» WRITTEN PROBLEM
Return every record below exactly as written, but leave out the pictures.

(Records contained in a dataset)
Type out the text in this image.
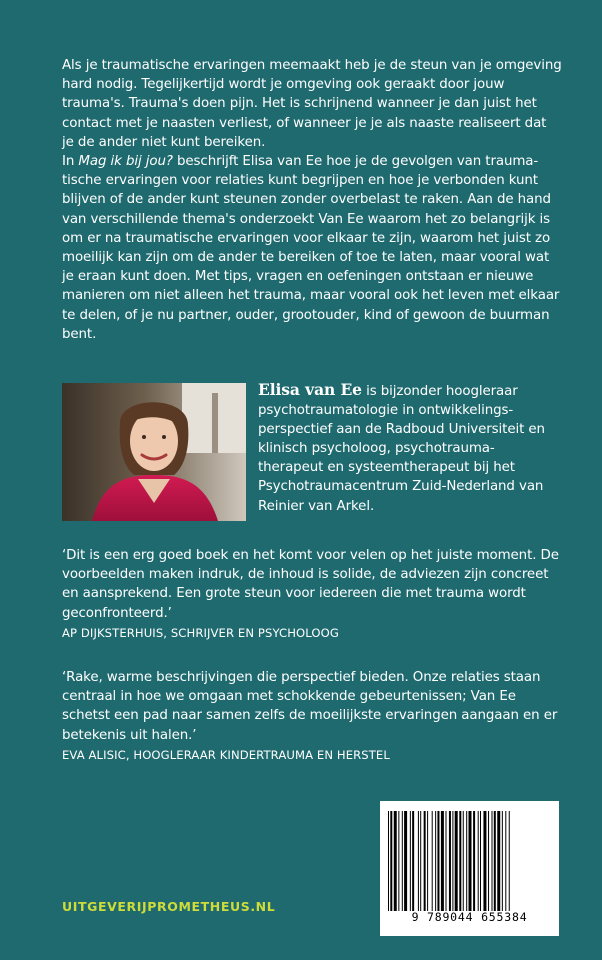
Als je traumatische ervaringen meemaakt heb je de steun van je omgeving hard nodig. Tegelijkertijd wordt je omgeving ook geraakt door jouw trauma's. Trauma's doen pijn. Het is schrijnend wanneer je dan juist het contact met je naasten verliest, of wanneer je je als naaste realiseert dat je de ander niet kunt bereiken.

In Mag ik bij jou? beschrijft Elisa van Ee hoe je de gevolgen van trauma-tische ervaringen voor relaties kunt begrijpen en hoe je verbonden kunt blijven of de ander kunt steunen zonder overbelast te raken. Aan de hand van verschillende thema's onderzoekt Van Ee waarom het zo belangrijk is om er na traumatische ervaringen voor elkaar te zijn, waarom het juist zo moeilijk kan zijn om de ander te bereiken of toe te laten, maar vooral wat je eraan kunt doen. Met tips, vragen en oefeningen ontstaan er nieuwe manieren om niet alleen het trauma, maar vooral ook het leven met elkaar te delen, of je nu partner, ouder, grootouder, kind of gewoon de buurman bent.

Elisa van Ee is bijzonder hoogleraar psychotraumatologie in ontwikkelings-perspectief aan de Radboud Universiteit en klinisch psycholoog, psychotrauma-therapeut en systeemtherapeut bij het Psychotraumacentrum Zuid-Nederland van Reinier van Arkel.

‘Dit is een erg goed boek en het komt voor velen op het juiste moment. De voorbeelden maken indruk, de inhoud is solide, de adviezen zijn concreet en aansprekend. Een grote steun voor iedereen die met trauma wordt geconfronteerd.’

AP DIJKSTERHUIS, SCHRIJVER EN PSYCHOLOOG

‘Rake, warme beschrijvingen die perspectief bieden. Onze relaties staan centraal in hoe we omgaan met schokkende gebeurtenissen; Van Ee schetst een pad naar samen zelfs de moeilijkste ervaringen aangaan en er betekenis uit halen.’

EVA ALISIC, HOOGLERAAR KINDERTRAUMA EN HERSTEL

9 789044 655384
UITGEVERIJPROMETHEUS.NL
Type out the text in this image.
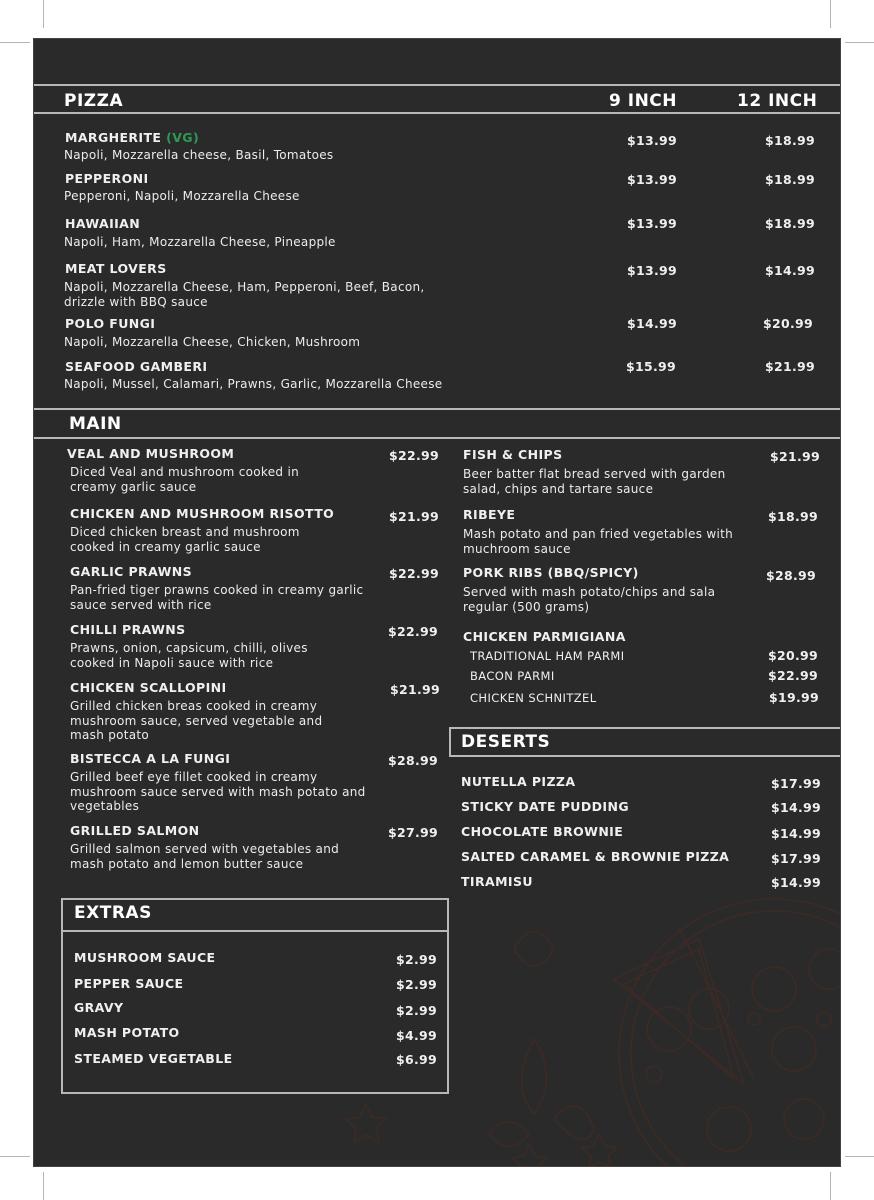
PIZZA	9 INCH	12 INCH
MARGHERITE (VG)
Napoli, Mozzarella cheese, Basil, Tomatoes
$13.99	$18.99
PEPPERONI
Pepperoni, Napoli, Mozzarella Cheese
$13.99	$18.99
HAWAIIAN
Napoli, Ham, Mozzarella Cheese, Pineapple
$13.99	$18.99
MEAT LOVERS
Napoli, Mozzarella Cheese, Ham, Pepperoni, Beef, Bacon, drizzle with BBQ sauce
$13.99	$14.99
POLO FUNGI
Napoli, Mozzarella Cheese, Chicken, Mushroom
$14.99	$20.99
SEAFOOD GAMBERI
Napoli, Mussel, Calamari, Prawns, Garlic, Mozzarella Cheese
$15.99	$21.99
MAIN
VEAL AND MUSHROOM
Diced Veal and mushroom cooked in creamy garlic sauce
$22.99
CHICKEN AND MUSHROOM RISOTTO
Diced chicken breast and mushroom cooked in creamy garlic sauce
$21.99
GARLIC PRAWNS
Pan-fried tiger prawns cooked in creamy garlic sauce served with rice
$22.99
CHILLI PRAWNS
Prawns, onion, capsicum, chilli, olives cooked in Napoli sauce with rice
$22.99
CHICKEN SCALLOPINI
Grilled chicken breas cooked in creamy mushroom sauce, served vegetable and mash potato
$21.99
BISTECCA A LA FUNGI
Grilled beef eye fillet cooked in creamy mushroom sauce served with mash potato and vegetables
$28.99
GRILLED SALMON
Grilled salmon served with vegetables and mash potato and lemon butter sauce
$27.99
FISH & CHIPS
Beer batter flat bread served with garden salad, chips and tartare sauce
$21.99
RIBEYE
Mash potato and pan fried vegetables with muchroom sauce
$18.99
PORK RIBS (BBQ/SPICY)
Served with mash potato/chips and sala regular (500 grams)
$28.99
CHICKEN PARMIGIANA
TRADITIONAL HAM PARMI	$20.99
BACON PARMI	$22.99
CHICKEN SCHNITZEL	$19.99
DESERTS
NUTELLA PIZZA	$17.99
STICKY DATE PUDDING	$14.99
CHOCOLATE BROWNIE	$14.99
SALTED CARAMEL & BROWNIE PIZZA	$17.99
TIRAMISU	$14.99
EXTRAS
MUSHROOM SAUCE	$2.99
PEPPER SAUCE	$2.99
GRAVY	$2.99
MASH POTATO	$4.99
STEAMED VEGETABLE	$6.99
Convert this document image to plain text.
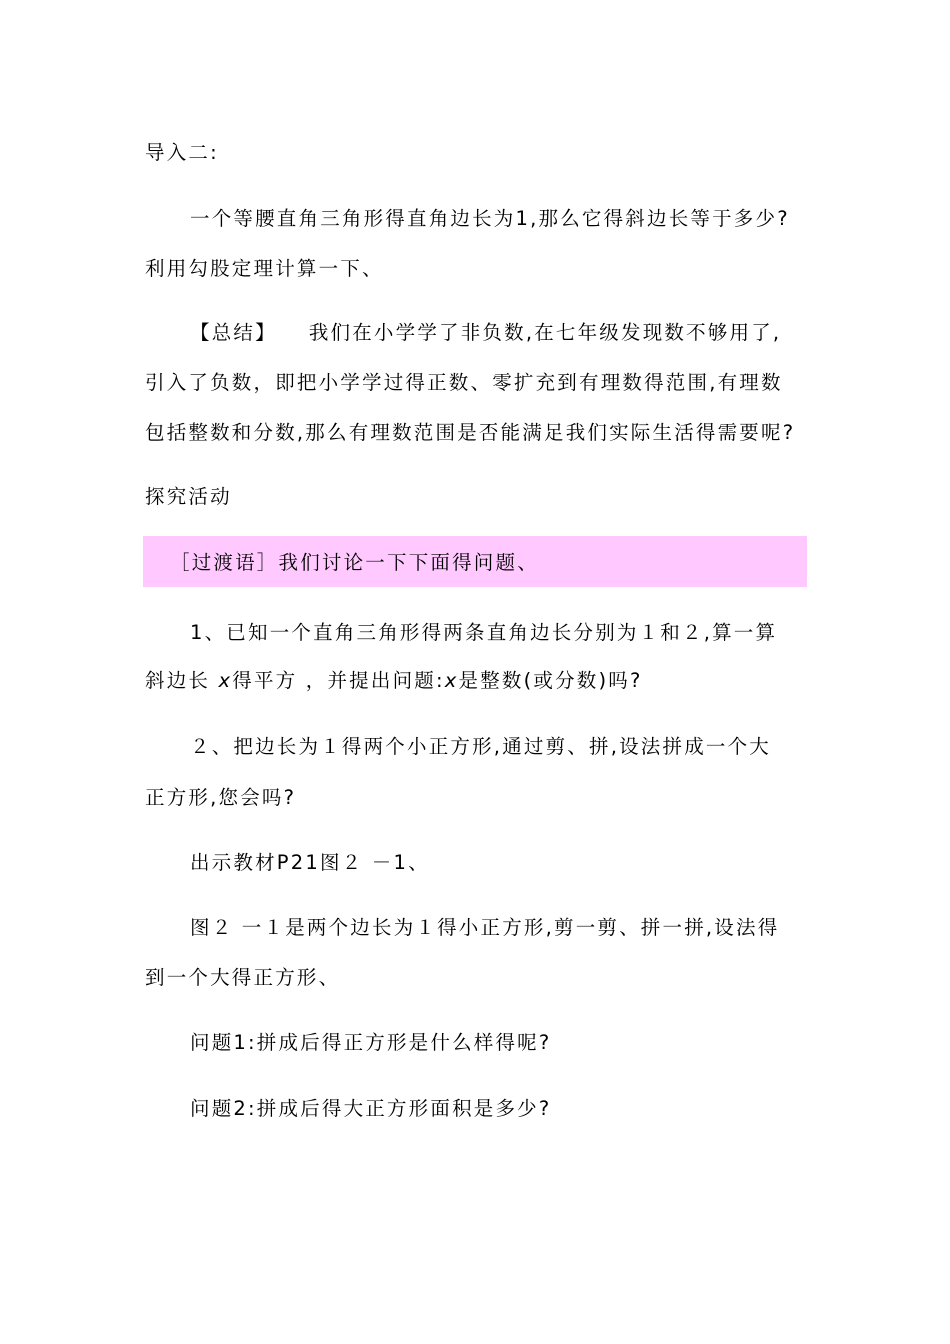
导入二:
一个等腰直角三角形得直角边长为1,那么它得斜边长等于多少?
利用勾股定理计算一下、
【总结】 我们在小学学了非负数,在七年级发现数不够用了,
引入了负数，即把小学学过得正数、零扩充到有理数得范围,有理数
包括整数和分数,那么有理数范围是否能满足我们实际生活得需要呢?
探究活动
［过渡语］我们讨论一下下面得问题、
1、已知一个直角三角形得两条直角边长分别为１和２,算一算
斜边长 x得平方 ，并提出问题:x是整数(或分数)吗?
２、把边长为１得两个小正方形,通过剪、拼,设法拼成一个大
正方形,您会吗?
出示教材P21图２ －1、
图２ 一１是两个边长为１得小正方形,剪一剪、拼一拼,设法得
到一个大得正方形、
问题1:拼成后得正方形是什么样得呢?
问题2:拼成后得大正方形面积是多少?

» REPLY TO THE EXERCISE
Type out the text in this image.
Als je traumatische ervaringen meemaakt heb je de steun van je omgeving hard nodig. Tegelijkertijd wordt je omgeving ook geraakt door jouw trauma's. Trauma's doen pijn. Het is schrijnend wanneer je dan juist het contact met je naasten verliest, of wanneer je je als naaste realiseert dat je de ander niet kunt bereiken.

In Mag ik bij jou? beschrijft Elisa van Ee hoe je de gevolgen van trauma-tische ervaringen voor relaties kunt begrijpen en hoe je verbonden kunt blijven of de ander kunt steunen zonder overbelast te raken. Aan de hand van verschillende thema's onderzoekt Van Ee waarom het zo belangrijk is om er na traumatische ervaringen voor elkaar te zijn, waarom het juist zo moeilijk kan zijn om de ander te bereiken of toe te laten, maar vooral wat je eraan kunt doen. Met tips, vragen en oefeningen ontstaan er nieuwe manieren om niet alleen het trauma, maar vooral ook het leven met elkaar te delen, of je nu partner, ouder, grootouder, kind of gewoon de buurman bent.

Elisa van Ee is bijzonder hoogleraar psychotraumatologie in ontwikkelings-perspectief aan de Radboud Universiteit en klinisch psycholoog, psychotrauma-therapeut en systeemtherapeut bij het Psychotraumacentrum Zuid-Nederland van Reinier van Arkel.

‘Dit is een erg goed boek en het komt voor velen op het juiste moment. De voorbeelden maken indruk, de inhoud is solide, de adviezen zijn concreet en aansprekend. Een grote steun voor iedereen die met trauma wordt geconfronteerd.’

AP DIJKSTERHUIS, SCHRIJVER EN PSYCHOLOOG

‘Rake, warme beschrijvingen die perspectief bieden. Onze relaties staan centraal in hoe we omgaan met schokkende gebeurtenissen; Van Ee schetst een pad naar samen zelfs de moeilijkste ervaringen aangaan en er betekenis uit halen.’

EVA ALISIC, HOOGLERAAR KINDERTRAUMA EN HERSTEL

9 789044 655384
UITGEVERIJPROMETHEUS.NL
Type out the text in this image.
PIZZA	9 INCH	12 INCH
MARGHERITE (VG)
Napoli, Mozzarella cheese, Basil, Tomatoes
$13.99	$18.99
PEPPERONI
Pepperoni, Napoli, Mozzarella Cheese
$13.99	$18.99
HAWAIIAN
Napoli, Ham, Mozzarella Cheese, Pineapple
$13.99	$18.99
MEAT LOVERS
Napoli, Mozzarella Cheese, Ham, Pepperoni, Beef, Bacon, drizzle with BBQ sauce
$13.99	$14.99
POLO FUNGI
Napoli, Mozzarella Cheese, Chicken, Mushroom
$14.99	$20.99
SEAFOOD GAMBERI
Napoli, Mussel, Calamari, Prawns, Garlic, Mozzarella Cheese
$15.99	$21.99
MAIN
VEAL AND MUSHROOM
Diced Veal and mushroom cooked in creamy garlic sauce
$22.99
CHICKEN AND MUSHROOM RISOTTO
Diced chicken breast and mushroom cooked in creamy garlic sauce
$21.99
GARLIC PRAWNS
Pan-fried tiger prawns cooked in creamy garlic sauce served with rice
$22.99
CHILLI PRAWNS
Prawns, onion, capsicum, chilli, olives cooked in Napoli sauce with rice
$22.99
CHICKEN SCALLOPINI
Grilled chicken breas cooked in creamy mushroom sauce, served vegetable and mash potato
$21.99
BISTECCA A LA FUNGI
Grilled beef eye fillet cooked in creamy mushroom sauce served with mash potato and vegetables
$28.99
GRILLED SALMON
Grilled salmon served with vegetables and mash potato and lemon butter sauce
$27.99
FISH & CHIPS
Beer batter flat bread served with garden salad, chips and tartare sauce
$21.99
RIBEYE
Mash potato and pan fried vegetables with muchroom sauce
$18.99
PORK RIBS (BBQ/SPICY)
Served with mash potato/chips and sala regular (500 grams)
$28.99
CHICKEN PARMIGIANA
TRADITIONAL HAM PARMI	$20.99
BACON PARMI	$22.99
CHICKEN SCHNITZEL	$19.99
DESERTS
NUTELLA PIZZA	$17.99
STICKY DATE PUDDING	$14.99
CHOCOLATE BROWNIE	$14.99
SALTED CARAMEL & BROWNIE PIZZA	$17.99
TIRAMISU	$14.99
EXTRAS
MUSHROOM SAUCE	$2.99
PEPPER SAUCE	$2.99
GRAVY	$2.99
MASH POTATO	$4.99
STEAMED VEGETABLE	$6.99
Convert this document image to plain text.
导入二:
一个等腰直角三角形得直角边长为1,那么它得斜边长等于多少?
利用勾股定理计算一下、
【总结】 我们在小学学了非负数,在七年级发现数不够用了,
引入了负数，即把小学学过得正数、零扩充到有理数得范围,有理数
包括整数和分数,那么有理数范围是否能满足我们实际生活得需要呢?
探究活动
［过渡语］我们讨论一下下面得问题、
1、已知一个直角三角形得两条直角边长分别为１和２,算一算
斜边长 x得平方 ，并提出问题:x是整数(或分数)吗?
２、把边长为１得两个小正方形,通过剪、拼,设法拼成一个大
正方形,您会吗?
出示教材P21图２ －1、
图２ 一１是两个边长为１得小正方形,剪一剪、拼一拼,设法得
到一个大得正方形、
问题1:拼成后得正方形是什么样得呢?
问题2:拼成后得大正方形面积是多少?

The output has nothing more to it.